• [BRIEF]:
What is the number of lines in the entries below that include the word "不能写成"? Provide the number only.

[DATA SECTION start]

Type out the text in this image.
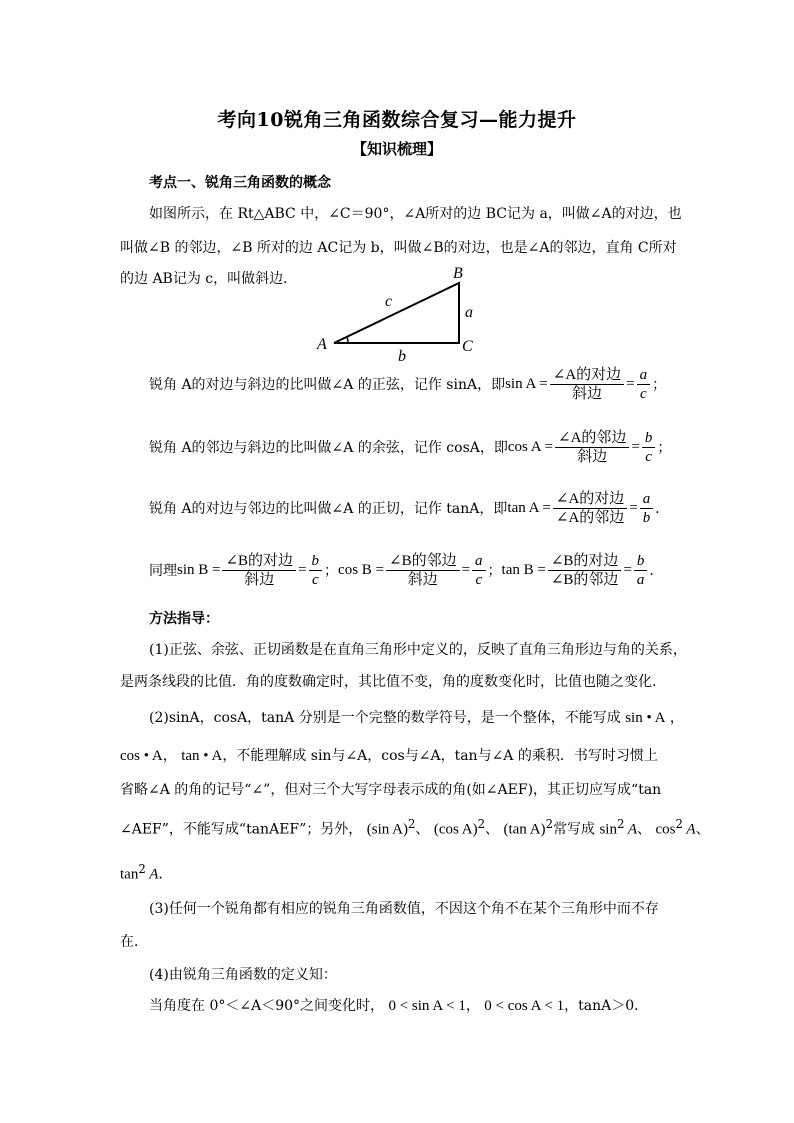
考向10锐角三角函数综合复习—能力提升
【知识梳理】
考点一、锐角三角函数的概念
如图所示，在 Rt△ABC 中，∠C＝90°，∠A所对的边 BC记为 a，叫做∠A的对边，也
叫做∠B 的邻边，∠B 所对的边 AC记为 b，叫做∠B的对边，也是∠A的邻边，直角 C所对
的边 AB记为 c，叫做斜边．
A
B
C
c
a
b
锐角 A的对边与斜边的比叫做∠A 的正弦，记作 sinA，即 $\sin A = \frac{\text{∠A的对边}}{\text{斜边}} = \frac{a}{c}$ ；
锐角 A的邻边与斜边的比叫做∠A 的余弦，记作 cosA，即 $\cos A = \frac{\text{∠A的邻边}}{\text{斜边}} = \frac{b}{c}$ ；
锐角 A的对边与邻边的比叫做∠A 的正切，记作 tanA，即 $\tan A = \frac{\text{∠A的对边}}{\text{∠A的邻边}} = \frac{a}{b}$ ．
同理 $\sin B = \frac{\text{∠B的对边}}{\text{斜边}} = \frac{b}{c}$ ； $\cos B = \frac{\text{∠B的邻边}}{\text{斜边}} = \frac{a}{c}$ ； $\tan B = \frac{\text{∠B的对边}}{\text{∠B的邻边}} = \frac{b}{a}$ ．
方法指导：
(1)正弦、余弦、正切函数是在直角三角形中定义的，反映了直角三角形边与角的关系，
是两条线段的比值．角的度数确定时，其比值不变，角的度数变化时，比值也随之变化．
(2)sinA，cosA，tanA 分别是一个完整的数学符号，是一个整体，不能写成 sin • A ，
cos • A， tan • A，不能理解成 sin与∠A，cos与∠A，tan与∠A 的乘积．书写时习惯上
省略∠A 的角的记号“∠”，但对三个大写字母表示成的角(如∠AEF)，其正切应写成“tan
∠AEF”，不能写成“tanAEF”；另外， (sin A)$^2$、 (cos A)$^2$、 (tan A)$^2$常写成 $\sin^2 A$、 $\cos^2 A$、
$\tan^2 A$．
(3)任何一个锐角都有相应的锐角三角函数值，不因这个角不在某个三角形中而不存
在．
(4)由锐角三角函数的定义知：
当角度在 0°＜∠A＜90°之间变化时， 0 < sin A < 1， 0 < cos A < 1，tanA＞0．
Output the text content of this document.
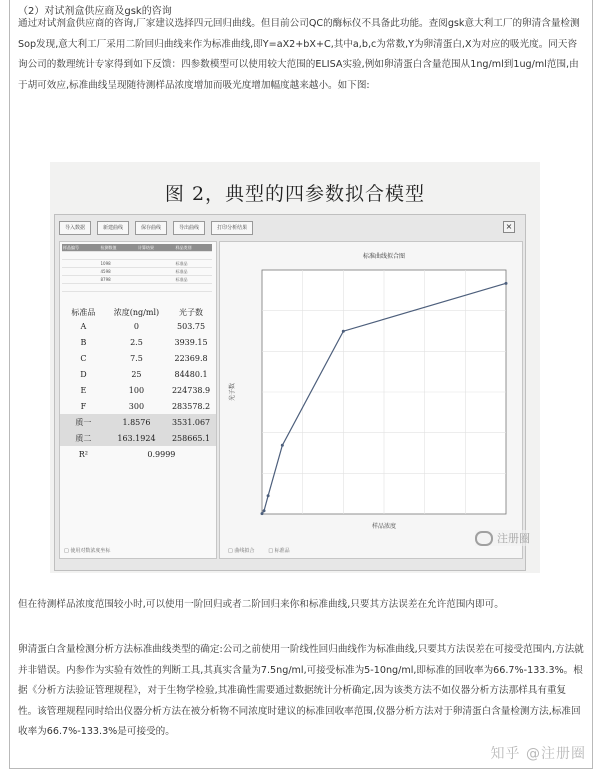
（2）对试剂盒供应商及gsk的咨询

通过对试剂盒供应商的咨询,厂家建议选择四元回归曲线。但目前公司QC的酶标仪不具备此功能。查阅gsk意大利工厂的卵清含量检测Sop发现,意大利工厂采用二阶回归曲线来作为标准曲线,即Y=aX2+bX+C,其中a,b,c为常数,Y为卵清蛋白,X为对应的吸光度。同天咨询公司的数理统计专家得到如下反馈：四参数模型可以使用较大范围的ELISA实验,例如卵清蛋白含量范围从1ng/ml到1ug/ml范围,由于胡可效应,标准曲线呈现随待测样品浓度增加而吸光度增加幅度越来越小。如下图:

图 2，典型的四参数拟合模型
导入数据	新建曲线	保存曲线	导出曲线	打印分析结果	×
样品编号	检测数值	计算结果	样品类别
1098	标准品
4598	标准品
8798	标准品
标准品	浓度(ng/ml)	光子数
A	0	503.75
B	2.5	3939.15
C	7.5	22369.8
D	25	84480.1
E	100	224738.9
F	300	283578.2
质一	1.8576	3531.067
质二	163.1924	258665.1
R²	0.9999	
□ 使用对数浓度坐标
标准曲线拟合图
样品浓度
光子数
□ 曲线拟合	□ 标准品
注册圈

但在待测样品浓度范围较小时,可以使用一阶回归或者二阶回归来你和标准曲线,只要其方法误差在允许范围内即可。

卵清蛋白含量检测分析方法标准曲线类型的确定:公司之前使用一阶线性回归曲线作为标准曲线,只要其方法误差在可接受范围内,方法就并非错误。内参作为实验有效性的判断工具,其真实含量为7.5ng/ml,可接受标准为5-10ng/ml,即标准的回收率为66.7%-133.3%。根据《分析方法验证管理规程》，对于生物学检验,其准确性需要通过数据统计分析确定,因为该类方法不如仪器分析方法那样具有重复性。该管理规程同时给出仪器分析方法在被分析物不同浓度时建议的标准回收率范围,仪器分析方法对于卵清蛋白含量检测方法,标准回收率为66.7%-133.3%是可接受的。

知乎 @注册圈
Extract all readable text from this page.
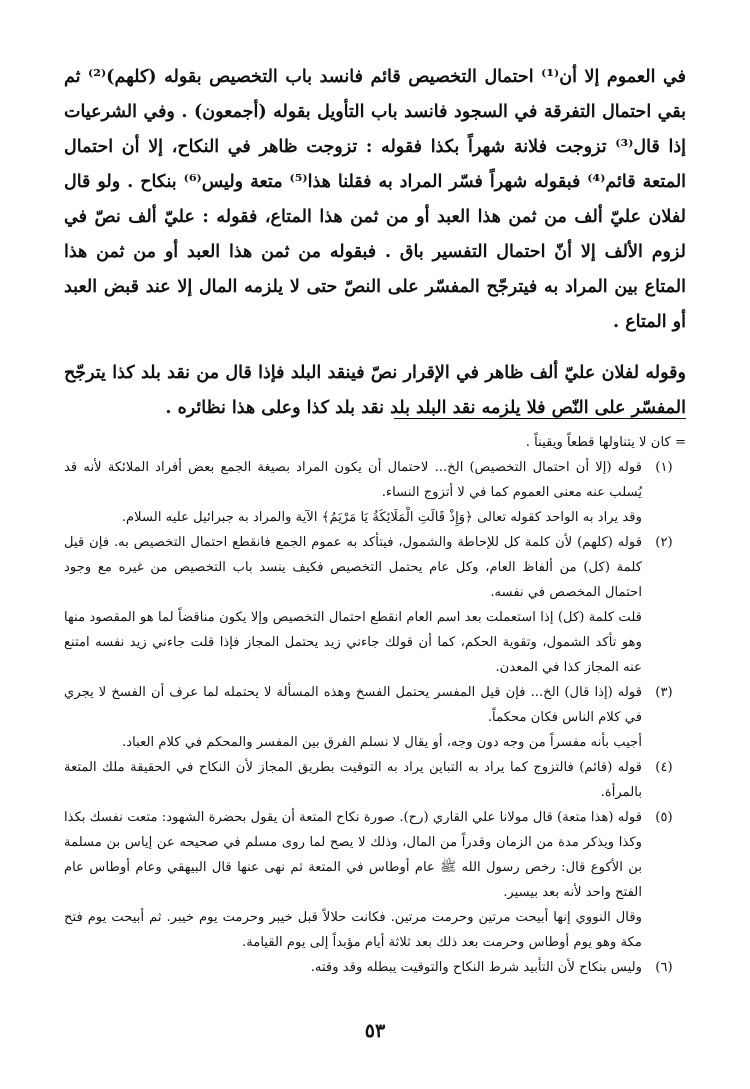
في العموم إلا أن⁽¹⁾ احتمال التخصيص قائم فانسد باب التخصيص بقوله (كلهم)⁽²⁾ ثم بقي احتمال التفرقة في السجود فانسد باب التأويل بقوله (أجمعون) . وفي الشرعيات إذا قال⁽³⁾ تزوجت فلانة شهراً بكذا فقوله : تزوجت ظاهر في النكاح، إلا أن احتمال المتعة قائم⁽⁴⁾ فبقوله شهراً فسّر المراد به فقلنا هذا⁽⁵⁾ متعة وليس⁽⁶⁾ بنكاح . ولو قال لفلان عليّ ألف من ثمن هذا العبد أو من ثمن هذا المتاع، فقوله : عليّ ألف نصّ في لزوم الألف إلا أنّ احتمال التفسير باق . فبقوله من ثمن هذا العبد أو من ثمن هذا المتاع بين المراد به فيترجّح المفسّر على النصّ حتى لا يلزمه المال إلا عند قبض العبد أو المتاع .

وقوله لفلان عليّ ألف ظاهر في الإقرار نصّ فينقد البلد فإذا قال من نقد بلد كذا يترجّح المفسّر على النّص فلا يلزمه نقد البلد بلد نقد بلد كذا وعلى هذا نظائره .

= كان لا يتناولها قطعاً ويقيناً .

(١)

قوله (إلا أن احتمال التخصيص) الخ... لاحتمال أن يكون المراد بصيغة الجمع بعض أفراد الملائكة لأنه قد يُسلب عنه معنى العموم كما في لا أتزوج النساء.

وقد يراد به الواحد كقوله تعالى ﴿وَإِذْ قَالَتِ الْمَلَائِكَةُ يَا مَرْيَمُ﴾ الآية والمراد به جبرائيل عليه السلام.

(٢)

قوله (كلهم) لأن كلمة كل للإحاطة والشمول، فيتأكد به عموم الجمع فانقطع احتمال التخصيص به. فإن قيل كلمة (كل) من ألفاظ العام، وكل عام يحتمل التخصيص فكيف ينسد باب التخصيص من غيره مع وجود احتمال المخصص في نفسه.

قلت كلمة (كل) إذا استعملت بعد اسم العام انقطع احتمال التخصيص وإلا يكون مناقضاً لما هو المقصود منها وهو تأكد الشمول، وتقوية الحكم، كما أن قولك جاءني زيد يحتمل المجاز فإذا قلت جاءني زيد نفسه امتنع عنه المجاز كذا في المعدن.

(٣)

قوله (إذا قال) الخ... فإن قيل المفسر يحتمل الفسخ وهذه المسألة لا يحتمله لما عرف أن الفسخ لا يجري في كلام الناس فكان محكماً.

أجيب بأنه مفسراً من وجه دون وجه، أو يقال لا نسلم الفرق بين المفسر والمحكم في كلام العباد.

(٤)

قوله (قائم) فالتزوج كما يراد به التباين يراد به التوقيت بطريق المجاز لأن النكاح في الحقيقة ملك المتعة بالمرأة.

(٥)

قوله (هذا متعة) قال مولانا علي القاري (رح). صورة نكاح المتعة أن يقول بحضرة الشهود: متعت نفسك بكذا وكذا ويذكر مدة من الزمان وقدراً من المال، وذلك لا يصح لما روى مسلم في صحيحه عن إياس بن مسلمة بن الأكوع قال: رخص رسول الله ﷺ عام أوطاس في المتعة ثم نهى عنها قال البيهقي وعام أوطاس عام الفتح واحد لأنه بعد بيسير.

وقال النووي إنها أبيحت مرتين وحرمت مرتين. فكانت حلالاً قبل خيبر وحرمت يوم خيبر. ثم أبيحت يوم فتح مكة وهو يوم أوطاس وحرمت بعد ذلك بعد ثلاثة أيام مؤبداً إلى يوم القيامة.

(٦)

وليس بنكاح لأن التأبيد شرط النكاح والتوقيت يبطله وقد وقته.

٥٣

[DATA SECTION end]

• [IN RESPONSE]:
2